• **PROBLEM DESCRIPTION**
Pull out every line of the listing below where "type" appears.
--- BEGIN ENTRIES ---
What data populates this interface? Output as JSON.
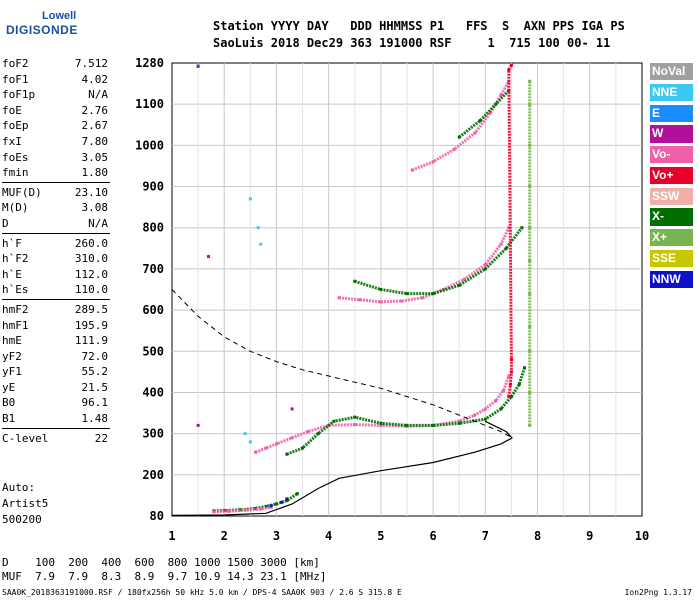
{
  "logo": {
    "line1": "Lowell",
    "line2": "DIGISONDE"
  },
  "header": {
    "row1": "Station YYYY DAY   DDD HHMMSS P1   FFS  S  AXN PPS IGA PS",
    "row2": "SaoLuis 2018 Dec29 363 191000 RSF     1  715 100 00- 11"
  },
  "params": [
    {
      "k": "foF2",
      "v": "7.512"
    },
    {
      "k": "foF1",
      "v": "4.02"
    },
    {
      "k": "foF1p",
      "v": "N/A"
    },
    {
      "k": "foE",
      "v": "2.76"
    },
    {
      "k": "foEp",
      "v": "2.67"
    },
    {
      "k": "fxI",
      "v": "7.80"
    },
    {
      "k": "foEs",
      "v": "3.05"
    },
    {
      "k": "fmin",
      "v": "1.80"
    }
  ],
  "params2": [
    {
      "k": "MUF(D)",
      "v": "23.10"
    },
    {
      "k": "M(D)",
      "v": "3.08"
    },
    {
      "k": "D",
      "v": "N/A"
    }
  ],
  "params3": [
    {
      "k": "h`F",
      "v": "260.0"
    },
    {
      "k": "h`F2",
      "v": "310.0"
    },
    {
      "k": "h`E",
      "v": "112.0"
    },
    {
      "k": "h`Es",
      "v": "110.0"
    }
  ],
  "params4": [
    {
      "k": "hmF2",
      "v": "289.5"
    },
    {
      "k": "hmF1",
      "v": "195.9"
    },
    {
      "k": "hmE",
      "v": "111.9"
    },
    {
      "k": "yF2",
      "v": "72.0"
    },
    {
      "k": "yF1",
      "v": "55.2"
    },
    {
      "k": "yE",
      "v": "21.5"
    },
    {
      "k": "B0",
      "v": "96.1"
    },
    {
      "k": "B1",
      "v": "1.48"
    }
  ],
  "params5": [
    {
      "k": "C-level",
      "v": "22"
    }
  ],
  "auto": {
    "l1": "Auto:",
    "l2": "Artist5",
    "l3": "500200"
  },
  "muf": {
    "row1": "D    100  200  400  600  800 1000 1500 3000 [km]",
    "row2": "MUF  7.9  7.9  8.3  8.9  9.7 10.9 14.3 23.1 [MHz]"
  },
  "footer": "SAA0K_2018363191000.RSF / 180fx256h 50 kHz 5.0 km / DPS-4 SAA0K 903 / 2.6 S 315.8 E",
  "footer_right": "Ion2Png 1.3.17",
  "legend": [
    {
      "label": "NoVal",
      "color": "#a0a0a0"
    },
    {
      "label": "NNE",
      "color": "#3cc8f0"
    },
    {
      "label": "E",
      "color": "#1a8cff"
    },
    {
      "label": "W",
      "color": "#b0109a"
    },
    {
      "label": "Vo-",
      "color": "#f060a8"
    },
    {
      "label": "Vo+",
      "color": "#e8002a"
    },
    {
      "label": "SSW",
      "color": "#f0b0a8"
    },
    {
      "label": "X-",
      "color": "#006e00"
    },
    {
      "label": "X+",
      "color": "#78b450"
    },
    {
      "label": "SSE",
      "color": "#c8c800"
    },
    {
      "label": "NNW",
      "color": "#1010c8"
    }
  ],
  "chart_data": {
    "type": "scatter",
    "title": "",
    "xlabel": "",
    "ylabel": "",
    "xlim": [
      1,
      10
    ],
    "ylim": [
      80,
      1280
    ],
    "x_ticks": [
      1,
      2,
      3,
      4,
      5,
      6,
      7,
      8,
      9,
      10
    ],
    "y_ticks": [
      80,
      200,
      300,
      400,
      500,
      600,
      700,
      800,
      900,
      1000,
      1100,
      1280
    ],
    "grid": true,
    "legend_position": "right",
    "series": [
      {
        "name": "Vo-",
        "color": "#f060a8",
        "points": [
          [
            2.6,
            255
          ],
          [
            2.8,
            265
          ],
          [
            3.0,
            275
          ],
          [
            3.3,
            290
          ],
          [
            3.6,
            305
          ],
          [
            4.0,
            320
          ],
          [
            4.5,
            322
          ],
          [
            5.0,
            320
          ],
          [
            5.5,
            318
          ],
          [
            6.0,
            320
          ],
          [
            6.5,
            330
          ],
          [
            6.8,
            345
          ],
          [
            7.0,
            360
          ],
          [
            7.2,
            380
          ],
          [
            7.35,
            405
          ],
          [
            7.45,
            440
          ]
        ]
      },
      {
        "name": "X-",
        "color": "#006e00",
        "points": [
          [
            3.2,
            250
          ],
          [
            3.5,
            265
          ],
          [
            3.8,
            300
          ],
          [
            4.1,
            330
          ],
          [
            4.5,
            340
          ],
          [
            5.0,
            325
          ],
          [
            5.5,
            320
          ],
          [
            6.0,
            320
          ],
          [
            6.5,
            325
          ],
          [
            7.0,
            335
          ],
          [
            7.3,
            360
          ],
          [
            7.5,
            390
          ],
          [
            7.65,
            420
          ],
          [
            7.75,
            460
          ]
        ]
      },
      {
        "name": "Vo- 2F",
        "color": "#f060a8",
        "points": [
          [
            4.2,
            630
          ],
          [
            4.6,
            625
          ],
          [
            5.0,
            620
          ],
          [
            5.4,
            622
          ],
          [
            5.8,
            630
          ],
          [
            6.2,
            650
          ],
          [
            6.6,
            675
          ],
          [
            7.0,
            710
          ],
          [
            7.3,
            760
          ],
          [
            7.45,
            800
          ]
        ]
      },
      {
        "name": "X- 2F",
        "color": "#006e00",
        "points": [
          [
            4.5,
            670
          ],
          [
            5.0,
            650
          ],
          [
            5.5,
            640
          ],
          [
            6.0,
            640
          ],
          [
            6.5,
            660
          ],
          [
            7.0,
            700
          ],
          [
            7.4,
            750
          ],
          [
            7.7,
            800
          ]
        ]
      },
      {
        "name": "Vo- 3F",
        "color": "#f060a8",
        "points": [
          [
            5.6,
            940
          ],
          [
            6.0,
            960
          ],
          [
            6.4,
            990
          ],
          [
            6.8,
            1030
          ],
          [
            7.1,
            1080
          ],
          [
            7.3,
            1140
          ],
          [
            7.45,
            1200
          ]
        ]
      },
      {
        "name": "X- 3F",
        "color": "#006e00",
        "points": [
          [
            6.5,
            1020
          ],
          [
            6.9,
            1060
          ],
          [
            7.2,
            1100
          ],
          [
            7.45,
            1160
          ]
        ]
      },
      {
        "name": "X+",
        "color": "#78b450",
        "points": [
          [
            7.85,
            320
          ],
          [
            7.85,
            400
          ],
          [
            7.85,
            500
          ],
          [
            7.85,
            560
          ],
          [
            7.85,
            640
          ],
          [
            7.85,
            720
          ],
          [
            7.85,
            800
          ],
          [
            7.85,
            900
          ],
          [
            7.85,
            1000
          ],
          [
            7.85,
            1100
          ],
          [
            7.85,
            1200
          ]
        ]
      },
      {
        "name": "Vo+",
        "color": "#e8002a",
        "points": [
          [
            7.45,
            390
          ],
          [
            7.48,
            420
          ],
          [
            7.5,
            450
          ],
          [
            7.5,
            480
          ],
          [
            7.45,
            1250
          ],
          [
            7.5,
            1270
          ]
        ]
      },
      {
        "name": "E-layer",
        "color": "#006e00",
        "points": [
          [
            1.8,
            95
          ],
          [
            2.0,
            96
          ],
          [
            2.3,
            98
          ],
          [
            2.6,
            102
          ],
          [
            2.8,
            108
          ],
          [
            3.0,
            115
          ],
          [
            3.2,
            125
          ],
          [
            3.4,
            145
          ]
        ]
      },
      {
        "name": "E-layer Vo",
        "color": "#f060a8",
        "points": [
          [
            1.8,
            92
          ],
          [
            2.1,
            94
          ],
          [
            2.4,
            97
          ],
          [
            2.7,
            100
          ],
          [
            2.9,
            106
          ]
        ]
      },
      {
        "name": "NNE",
        "color": "#3cc8f0",
        "points": [
          [
            1.5,
            1270
          ],
          [
            2.5,
            870
          ],
          [
            2.65,
            800
          ],
          [
            2.7,
            760
          ],
          [
            2.4,
            300
          ],
          [
            2.5,
            280
          ]
        ]
      },
      {
        "name": "W",
        "color": "#b0109a",
        "points": [
          [
            1.5,
            1265
          ],
          [
            1.7,
            730
          ],
          [
            3.3,
            360
          ],
          [
            1.5,
            320
          ]
        ]
      },
      {
        "name": "NNW",
        "color": "#1010c8",
        "points": [
          [
            3.1,
            120
          ],
          [
            3.2,
            130
          ],
          [
            2.9,
            110
          ]
        ]
      }
    ],
    "profile": {
      "type": "line",
      "color": "#000000",
      "points": [
        [
          1,
          82
        ],
        [
          2,
          83
        ],
        [
          2.8,
          88
        ],
        [
          3.3,
          115
        ],
        [
          3.8,
          160
        ],
        [
          4.2,
          190
        ],
        [
          5,
          210
        ],
        [
          6,
          230
        ],
        [
          6.8,
          255
        ],
        [
          7.3,
          275
        ],
        [
          7.51,
          289.5
        ],
        [
          7.4,
          305
        ],
        [
          7.0,
          330
        ]
      ]
    },
    "muf_curve": {
      "type": "dashed-line",
      "color": "#000000",
      "points": [
        [
          1,
          650
        ],
        [
          1.5,
          585
        ],
        [
          2,
          535
        ],
        [
          2.5,
          500
        ],
        [
          3,
          475
        ],
        [
          3.5,
          455
        ],
        [
          4,
          440
        ],
        [
          4.5,
          425
        ],
        [
          5,
          410
        ],
        [
          5.5,
          390
        ],
        [
          6,
          370
        ],
        [
          6.5,
          345
        ],
        [
          7,
          320
        ],
        [
          7.3,
          305
        ],
        [
          7.51,
          290
        ]
      ]
    }
  }
}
--- END ENTRIES ---
• **TASK RESPONSE**
    "type": "scatter",
      "type": "line",
      "type": "dashed-line",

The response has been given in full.